RECORDS SHOWN ::

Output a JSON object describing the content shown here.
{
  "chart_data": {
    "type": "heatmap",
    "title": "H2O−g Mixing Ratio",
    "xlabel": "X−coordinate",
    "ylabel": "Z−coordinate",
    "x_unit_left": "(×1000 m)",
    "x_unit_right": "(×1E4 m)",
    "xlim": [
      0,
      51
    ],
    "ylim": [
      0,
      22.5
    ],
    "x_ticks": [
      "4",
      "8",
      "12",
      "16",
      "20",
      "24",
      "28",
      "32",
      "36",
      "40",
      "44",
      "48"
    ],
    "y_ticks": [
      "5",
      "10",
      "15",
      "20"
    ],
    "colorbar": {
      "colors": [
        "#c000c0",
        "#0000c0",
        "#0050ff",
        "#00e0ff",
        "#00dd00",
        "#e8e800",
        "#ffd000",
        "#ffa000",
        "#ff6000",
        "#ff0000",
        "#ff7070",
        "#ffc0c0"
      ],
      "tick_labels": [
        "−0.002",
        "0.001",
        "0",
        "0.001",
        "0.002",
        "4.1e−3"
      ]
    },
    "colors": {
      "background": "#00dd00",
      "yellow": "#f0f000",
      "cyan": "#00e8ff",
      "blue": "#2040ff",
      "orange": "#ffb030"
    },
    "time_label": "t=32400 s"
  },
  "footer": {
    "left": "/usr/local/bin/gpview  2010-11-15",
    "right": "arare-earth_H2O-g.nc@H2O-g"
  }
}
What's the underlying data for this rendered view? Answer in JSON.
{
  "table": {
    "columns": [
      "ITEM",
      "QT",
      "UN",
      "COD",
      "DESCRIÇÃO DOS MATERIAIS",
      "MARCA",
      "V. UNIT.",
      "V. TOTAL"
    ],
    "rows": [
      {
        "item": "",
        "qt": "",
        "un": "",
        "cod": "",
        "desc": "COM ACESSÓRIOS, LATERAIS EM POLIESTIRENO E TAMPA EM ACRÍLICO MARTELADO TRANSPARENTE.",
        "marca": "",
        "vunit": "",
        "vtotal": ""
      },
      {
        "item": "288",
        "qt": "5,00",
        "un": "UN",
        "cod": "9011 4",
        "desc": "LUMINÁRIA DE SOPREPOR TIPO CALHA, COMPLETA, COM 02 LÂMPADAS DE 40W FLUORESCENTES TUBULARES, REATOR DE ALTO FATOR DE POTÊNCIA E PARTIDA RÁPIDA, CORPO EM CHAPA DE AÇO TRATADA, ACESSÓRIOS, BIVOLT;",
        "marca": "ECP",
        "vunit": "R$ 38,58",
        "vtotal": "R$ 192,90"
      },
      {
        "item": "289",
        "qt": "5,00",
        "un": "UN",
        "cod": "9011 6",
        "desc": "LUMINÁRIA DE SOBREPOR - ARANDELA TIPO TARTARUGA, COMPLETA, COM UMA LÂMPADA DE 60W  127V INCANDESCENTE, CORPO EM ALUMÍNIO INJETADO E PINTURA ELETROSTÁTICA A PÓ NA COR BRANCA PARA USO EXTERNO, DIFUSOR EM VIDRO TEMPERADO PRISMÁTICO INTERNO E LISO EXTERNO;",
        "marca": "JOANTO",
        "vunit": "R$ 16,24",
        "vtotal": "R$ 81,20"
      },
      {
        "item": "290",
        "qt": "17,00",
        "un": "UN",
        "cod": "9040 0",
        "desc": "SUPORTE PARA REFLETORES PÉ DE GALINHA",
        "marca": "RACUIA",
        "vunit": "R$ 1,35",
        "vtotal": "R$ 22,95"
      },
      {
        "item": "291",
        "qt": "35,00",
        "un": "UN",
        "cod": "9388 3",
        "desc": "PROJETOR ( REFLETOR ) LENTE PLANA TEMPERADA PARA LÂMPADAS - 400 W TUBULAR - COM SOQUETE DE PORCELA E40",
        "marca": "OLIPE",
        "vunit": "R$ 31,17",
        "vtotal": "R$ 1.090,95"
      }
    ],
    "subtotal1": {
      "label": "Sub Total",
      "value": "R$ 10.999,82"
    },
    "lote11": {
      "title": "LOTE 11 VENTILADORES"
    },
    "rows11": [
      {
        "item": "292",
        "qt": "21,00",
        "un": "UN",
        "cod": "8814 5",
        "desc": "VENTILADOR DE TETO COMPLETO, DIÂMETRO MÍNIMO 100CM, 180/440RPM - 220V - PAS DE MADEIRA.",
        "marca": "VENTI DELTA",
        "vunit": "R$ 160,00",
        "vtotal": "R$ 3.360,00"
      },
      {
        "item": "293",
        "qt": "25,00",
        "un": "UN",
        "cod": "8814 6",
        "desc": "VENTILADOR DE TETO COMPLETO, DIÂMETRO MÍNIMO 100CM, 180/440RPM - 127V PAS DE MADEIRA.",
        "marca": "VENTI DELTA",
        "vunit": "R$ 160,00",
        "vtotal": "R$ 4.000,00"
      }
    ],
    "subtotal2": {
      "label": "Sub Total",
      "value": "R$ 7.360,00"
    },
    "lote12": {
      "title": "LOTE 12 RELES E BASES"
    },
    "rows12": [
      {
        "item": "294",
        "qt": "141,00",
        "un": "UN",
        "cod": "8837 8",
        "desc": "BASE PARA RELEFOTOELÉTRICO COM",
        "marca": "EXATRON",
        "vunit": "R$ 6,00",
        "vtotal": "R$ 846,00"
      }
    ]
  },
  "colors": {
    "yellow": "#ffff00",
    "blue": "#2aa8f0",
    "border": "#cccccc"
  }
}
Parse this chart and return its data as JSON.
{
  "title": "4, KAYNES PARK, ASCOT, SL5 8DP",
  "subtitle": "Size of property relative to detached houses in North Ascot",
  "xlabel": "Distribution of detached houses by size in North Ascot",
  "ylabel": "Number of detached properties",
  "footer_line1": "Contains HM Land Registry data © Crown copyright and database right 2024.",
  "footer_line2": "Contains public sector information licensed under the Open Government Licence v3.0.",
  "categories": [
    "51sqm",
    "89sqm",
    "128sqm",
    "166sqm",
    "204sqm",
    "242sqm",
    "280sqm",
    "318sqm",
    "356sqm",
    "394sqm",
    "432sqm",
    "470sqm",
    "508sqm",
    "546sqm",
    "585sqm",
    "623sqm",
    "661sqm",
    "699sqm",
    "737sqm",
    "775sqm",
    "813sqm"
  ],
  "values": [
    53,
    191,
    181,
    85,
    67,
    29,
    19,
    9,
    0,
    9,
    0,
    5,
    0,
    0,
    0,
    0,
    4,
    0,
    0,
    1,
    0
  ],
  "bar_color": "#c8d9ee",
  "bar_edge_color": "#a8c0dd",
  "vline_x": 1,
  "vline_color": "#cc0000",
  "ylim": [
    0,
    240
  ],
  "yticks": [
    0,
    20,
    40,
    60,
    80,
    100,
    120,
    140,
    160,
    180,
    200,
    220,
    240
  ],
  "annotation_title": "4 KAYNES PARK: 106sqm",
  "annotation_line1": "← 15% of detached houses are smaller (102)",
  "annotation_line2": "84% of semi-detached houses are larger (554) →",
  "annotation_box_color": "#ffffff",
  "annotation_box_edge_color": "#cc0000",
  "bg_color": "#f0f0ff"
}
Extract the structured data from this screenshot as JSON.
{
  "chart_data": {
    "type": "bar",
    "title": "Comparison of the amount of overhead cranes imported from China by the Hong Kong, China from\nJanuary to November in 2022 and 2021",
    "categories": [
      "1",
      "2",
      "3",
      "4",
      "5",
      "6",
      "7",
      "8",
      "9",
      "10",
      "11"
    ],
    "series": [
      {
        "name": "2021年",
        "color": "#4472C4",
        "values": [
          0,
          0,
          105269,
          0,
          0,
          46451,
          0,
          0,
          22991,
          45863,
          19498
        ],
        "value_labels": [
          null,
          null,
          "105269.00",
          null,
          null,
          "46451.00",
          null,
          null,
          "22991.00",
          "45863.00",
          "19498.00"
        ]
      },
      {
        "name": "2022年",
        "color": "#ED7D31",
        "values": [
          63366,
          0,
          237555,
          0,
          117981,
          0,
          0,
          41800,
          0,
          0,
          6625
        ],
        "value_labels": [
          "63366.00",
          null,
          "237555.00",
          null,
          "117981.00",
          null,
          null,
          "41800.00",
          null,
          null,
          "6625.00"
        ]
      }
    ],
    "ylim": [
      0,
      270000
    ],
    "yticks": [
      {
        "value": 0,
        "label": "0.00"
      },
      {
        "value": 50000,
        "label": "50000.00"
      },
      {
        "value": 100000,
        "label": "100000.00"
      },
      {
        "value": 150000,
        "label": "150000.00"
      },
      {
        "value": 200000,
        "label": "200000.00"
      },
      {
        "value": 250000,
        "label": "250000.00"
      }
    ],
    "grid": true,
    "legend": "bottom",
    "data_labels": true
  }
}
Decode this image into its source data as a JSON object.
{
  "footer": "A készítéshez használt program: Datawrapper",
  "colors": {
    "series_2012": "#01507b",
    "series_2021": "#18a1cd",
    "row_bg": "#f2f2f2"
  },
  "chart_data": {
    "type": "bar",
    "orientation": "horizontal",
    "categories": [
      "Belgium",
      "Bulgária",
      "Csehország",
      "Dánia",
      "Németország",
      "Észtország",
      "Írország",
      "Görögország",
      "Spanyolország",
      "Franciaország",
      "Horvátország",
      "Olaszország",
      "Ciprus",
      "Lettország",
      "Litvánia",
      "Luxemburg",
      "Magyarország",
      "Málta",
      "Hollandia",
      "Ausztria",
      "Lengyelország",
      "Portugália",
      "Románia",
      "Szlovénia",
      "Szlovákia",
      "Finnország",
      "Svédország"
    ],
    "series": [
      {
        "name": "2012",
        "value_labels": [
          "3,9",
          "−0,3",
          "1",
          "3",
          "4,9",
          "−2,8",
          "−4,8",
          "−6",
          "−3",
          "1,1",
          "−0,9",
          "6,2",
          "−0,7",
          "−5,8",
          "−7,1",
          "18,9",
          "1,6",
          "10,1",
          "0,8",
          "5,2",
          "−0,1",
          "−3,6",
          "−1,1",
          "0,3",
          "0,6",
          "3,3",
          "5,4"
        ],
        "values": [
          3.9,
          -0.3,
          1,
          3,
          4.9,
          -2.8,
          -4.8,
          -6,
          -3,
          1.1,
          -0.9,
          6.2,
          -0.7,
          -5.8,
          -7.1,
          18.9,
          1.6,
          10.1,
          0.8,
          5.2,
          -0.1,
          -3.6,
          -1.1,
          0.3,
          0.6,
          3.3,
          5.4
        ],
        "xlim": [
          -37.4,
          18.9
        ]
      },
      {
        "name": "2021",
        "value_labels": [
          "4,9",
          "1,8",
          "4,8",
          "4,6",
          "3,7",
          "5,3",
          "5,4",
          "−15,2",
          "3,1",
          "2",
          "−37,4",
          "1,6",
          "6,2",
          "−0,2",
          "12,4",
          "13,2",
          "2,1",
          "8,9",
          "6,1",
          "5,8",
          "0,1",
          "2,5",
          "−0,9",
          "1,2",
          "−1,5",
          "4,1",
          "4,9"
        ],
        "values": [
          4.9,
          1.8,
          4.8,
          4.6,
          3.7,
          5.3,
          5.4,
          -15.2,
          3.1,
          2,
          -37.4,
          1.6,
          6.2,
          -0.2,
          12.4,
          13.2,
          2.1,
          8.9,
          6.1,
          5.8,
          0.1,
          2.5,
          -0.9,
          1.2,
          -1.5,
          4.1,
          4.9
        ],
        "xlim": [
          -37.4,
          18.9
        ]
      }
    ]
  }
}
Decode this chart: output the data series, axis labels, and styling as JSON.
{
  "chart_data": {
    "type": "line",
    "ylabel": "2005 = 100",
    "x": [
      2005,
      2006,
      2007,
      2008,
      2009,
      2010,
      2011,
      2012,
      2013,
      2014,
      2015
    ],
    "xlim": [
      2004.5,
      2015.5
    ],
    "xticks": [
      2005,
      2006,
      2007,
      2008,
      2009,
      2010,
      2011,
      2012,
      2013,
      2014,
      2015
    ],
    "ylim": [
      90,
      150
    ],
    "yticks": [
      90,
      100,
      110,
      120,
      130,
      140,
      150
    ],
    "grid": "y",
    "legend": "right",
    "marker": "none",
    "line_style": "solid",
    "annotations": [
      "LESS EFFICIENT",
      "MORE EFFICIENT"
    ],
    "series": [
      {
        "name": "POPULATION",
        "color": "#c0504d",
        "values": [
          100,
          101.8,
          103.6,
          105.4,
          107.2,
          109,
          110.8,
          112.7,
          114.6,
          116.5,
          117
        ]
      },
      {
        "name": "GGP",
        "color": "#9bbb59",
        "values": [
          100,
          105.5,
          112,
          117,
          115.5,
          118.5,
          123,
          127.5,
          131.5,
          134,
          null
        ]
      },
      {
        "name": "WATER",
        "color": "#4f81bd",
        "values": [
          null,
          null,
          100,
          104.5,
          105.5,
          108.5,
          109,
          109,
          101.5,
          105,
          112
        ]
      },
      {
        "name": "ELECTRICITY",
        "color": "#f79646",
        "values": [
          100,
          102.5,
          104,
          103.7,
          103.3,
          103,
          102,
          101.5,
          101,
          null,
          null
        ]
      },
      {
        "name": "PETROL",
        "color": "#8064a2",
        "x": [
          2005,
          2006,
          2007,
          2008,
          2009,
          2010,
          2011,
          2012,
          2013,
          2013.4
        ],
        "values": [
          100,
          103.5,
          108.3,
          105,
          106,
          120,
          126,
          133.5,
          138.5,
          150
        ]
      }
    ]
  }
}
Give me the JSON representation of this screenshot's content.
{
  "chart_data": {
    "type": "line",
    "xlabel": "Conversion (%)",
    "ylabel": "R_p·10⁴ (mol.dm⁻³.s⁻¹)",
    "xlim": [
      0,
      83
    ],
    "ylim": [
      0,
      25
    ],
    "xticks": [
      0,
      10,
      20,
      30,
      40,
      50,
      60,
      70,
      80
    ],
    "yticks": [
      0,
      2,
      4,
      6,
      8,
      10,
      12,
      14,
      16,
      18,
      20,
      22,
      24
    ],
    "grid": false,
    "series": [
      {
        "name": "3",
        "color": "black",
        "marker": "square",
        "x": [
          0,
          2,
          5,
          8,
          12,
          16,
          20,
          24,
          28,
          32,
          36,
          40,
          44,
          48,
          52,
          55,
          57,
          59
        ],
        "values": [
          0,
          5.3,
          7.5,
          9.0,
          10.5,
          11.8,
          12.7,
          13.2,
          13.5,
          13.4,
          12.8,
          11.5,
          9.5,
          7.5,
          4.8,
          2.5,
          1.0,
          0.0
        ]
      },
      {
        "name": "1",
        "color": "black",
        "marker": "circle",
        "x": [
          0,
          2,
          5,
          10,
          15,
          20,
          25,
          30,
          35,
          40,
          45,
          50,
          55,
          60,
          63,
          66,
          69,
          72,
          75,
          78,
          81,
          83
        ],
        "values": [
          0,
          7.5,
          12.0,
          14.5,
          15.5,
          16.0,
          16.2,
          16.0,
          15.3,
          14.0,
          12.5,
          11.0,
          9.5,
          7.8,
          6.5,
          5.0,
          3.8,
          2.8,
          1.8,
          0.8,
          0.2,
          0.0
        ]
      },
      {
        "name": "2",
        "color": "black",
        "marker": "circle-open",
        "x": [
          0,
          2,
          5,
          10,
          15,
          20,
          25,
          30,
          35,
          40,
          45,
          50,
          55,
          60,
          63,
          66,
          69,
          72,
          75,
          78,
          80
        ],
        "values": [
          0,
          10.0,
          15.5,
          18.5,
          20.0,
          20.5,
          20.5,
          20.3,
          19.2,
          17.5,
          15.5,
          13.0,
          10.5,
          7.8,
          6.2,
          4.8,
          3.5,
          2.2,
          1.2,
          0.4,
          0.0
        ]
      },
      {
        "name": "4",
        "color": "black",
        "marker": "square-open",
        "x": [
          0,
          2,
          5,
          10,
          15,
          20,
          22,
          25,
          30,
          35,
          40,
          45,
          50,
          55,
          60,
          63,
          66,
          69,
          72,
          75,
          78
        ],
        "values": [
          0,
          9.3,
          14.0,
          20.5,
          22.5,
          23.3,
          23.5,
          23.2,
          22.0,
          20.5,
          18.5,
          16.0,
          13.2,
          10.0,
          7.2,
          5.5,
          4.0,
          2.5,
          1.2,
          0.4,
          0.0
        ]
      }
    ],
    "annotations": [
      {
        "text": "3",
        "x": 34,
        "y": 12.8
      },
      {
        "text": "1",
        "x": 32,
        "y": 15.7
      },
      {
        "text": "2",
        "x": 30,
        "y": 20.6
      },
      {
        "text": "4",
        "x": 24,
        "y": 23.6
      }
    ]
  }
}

EXERCISE DESCRIPTION :: In the records above, find each line with the word "ACESSÓRIOS" and copy it.

RIGHT ANSWER ::
        "desc": "COM ACESSÓRIOS, LATERAIS EM POLIESTIRENO E TAMPA EM ACRÍLICO MARTELADO TRANSPARENTE.",
        "desc": "LUMINÁRIA DE SOPREPOR TIPO CALHA, COMPLETA, COM 02 LÂMPADAS DE 40W FLUORESCENTES TUBULARES, REATOR DE ALTO FATOR DE POTÊNCIA E PARTIDA RÁPIDA, CORPO EM CHAPA DE AÇO TRATADA, ACESSÓRIOS, BIVOLT;",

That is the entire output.